───── Working data ─────

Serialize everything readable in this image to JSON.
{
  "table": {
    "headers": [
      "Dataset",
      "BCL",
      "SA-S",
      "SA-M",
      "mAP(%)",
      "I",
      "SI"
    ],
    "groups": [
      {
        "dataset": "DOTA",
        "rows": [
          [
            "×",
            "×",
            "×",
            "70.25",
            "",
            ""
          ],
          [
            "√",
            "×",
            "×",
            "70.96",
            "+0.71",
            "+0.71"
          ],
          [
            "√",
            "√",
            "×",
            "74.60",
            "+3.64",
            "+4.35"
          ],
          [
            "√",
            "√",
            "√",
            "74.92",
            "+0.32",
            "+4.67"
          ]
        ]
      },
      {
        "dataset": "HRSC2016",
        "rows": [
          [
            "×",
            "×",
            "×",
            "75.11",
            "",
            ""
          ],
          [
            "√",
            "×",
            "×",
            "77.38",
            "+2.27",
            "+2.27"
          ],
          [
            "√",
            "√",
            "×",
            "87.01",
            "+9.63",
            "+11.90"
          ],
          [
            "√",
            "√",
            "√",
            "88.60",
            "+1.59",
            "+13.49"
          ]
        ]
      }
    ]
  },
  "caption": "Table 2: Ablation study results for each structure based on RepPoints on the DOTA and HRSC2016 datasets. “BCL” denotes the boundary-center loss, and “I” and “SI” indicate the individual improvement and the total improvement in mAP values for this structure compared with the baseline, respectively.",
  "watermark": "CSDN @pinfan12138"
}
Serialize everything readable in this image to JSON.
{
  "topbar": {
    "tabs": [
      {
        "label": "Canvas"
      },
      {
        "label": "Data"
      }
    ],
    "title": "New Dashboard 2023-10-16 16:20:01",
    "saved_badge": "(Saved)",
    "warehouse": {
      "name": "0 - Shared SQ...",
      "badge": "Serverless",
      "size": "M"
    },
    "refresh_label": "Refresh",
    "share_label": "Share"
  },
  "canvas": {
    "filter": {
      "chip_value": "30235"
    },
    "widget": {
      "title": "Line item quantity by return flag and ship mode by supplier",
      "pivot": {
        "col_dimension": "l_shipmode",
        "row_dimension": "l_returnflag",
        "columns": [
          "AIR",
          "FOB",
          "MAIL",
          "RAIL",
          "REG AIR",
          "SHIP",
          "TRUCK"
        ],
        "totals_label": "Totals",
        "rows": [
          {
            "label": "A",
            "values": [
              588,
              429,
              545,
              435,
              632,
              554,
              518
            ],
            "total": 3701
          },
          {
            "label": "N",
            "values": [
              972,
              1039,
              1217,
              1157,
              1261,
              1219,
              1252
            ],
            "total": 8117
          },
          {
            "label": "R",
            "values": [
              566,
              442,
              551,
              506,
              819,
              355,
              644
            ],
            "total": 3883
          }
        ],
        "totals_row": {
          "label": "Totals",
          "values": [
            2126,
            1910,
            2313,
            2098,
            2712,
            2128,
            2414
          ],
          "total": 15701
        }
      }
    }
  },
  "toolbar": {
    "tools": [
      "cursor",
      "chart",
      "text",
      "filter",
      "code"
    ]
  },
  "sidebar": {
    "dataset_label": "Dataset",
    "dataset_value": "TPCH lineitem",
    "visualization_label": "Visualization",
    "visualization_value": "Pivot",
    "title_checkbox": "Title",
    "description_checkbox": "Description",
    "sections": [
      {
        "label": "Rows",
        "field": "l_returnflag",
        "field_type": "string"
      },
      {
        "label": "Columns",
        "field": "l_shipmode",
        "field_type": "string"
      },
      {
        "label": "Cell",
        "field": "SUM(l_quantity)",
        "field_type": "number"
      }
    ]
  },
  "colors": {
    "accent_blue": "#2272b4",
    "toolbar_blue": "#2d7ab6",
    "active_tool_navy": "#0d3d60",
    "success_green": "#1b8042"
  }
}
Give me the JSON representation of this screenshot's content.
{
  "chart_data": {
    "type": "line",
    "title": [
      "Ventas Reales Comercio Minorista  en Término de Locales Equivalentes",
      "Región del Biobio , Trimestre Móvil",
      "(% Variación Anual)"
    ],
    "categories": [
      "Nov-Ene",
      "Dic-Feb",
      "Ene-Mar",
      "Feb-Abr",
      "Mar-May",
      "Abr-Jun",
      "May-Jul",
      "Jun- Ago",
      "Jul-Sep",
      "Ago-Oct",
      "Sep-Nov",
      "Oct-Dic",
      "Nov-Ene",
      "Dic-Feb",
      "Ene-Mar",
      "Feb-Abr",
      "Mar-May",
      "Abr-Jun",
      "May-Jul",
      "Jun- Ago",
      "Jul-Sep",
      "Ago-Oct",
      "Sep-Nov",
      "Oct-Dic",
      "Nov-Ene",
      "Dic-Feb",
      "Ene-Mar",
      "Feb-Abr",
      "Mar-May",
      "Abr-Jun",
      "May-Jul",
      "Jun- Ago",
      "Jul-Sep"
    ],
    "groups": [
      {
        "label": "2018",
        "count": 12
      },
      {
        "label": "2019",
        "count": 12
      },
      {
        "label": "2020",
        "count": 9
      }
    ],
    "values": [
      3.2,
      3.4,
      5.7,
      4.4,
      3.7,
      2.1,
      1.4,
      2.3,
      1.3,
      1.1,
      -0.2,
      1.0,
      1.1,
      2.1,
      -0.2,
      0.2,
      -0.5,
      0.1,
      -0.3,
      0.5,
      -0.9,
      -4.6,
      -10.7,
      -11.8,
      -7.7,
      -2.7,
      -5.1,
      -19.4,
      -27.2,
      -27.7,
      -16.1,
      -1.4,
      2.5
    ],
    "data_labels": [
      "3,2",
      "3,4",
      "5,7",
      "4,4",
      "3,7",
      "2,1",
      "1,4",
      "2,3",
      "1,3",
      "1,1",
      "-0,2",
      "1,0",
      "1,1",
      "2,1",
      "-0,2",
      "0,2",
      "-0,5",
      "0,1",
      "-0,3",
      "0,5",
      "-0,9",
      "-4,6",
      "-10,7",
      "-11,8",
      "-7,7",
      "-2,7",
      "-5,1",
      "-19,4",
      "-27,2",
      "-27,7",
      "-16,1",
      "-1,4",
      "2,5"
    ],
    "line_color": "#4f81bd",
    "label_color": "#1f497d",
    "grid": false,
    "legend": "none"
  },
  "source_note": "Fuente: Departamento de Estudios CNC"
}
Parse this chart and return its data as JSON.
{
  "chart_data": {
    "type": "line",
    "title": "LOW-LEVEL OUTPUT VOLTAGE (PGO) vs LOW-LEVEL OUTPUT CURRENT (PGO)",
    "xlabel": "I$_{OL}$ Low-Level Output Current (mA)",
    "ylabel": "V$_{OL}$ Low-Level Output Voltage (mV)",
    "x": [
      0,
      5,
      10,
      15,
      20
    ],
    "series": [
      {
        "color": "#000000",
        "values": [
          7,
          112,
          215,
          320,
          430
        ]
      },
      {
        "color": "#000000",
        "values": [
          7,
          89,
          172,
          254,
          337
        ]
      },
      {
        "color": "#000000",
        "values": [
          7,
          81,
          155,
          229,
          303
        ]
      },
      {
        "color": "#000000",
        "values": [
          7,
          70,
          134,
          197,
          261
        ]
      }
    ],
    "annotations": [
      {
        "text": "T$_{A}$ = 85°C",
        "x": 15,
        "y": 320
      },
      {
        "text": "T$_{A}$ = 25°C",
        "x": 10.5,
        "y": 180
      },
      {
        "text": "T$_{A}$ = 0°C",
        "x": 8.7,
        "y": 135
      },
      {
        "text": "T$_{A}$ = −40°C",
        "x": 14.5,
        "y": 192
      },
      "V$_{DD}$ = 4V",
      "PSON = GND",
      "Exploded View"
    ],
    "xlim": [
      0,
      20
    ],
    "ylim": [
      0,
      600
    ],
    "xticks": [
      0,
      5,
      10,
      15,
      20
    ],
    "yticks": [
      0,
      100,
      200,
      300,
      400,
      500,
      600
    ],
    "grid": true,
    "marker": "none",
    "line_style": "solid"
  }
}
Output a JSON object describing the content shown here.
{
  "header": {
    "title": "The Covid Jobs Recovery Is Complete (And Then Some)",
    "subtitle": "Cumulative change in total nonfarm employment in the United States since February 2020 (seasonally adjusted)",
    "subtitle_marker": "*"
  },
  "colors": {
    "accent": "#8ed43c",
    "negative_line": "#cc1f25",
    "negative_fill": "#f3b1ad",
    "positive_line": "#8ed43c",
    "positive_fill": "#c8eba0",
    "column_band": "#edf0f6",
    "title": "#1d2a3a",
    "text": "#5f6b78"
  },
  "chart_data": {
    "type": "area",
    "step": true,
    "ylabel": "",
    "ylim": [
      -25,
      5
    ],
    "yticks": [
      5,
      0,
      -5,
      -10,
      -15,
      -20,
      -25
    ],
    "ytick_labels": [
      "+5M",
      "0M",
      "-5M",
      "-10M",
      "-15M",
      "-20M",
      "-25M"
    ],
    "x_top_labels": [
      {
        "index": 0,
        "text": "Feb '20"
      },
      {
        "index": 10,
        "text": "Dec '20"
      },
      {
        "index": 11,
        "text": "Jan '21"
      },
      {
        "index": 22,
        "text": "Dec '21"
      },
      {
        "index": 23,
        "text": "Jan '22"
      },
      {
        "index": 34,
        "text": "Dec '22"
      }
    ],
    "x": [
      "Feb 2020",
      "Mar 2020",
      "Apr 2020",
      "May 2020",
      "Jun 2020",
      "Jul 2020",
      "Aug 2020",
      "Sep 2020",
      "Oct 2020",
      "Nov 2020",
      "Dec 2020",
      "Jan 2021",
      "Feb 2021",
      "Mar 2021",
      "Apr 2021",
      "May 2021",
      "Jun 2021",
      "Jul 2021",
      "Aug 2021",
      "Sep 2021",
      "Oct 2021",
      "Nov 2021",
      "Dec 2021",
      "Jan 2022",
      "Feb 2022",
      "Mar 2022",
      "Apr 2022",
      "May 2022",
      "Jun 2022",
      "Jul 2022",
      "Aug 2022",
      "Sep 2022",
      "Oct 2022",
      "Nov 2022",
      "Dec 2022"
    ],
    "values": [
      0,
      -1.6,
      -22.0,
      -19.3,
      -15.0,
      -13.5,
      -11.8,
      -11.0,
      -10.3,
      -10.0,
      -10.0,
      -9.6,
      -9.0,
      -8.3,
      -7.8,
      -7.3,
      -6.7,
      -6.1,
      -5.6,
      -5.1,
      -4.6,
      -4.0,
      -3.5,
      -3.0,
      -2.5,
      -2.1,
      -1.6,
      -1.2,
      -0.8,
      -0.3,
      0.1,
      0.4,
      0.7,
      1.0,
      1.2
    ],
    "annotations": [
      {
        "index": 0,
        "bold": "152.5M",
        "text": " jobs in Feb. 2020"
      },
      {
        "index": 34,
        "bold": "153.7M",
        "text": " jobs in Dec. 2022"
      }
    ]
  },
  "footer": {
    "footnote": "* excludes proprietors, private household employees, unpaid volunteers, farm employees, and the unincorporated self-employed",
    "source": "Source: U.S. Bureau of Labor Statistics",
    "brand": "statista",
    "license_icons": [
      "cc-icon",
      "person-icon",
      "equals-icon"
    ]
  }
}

─────

Search the records for the word "JSON". Copy every line that has it.

Serialize everything readable in this image to JSON.
Serialize everything readable in this image to JSON.
Give me the JSON representation of this screenshot's content.
Parse this chart and return its data as JSON.
Output a JSON object describing the content shown here.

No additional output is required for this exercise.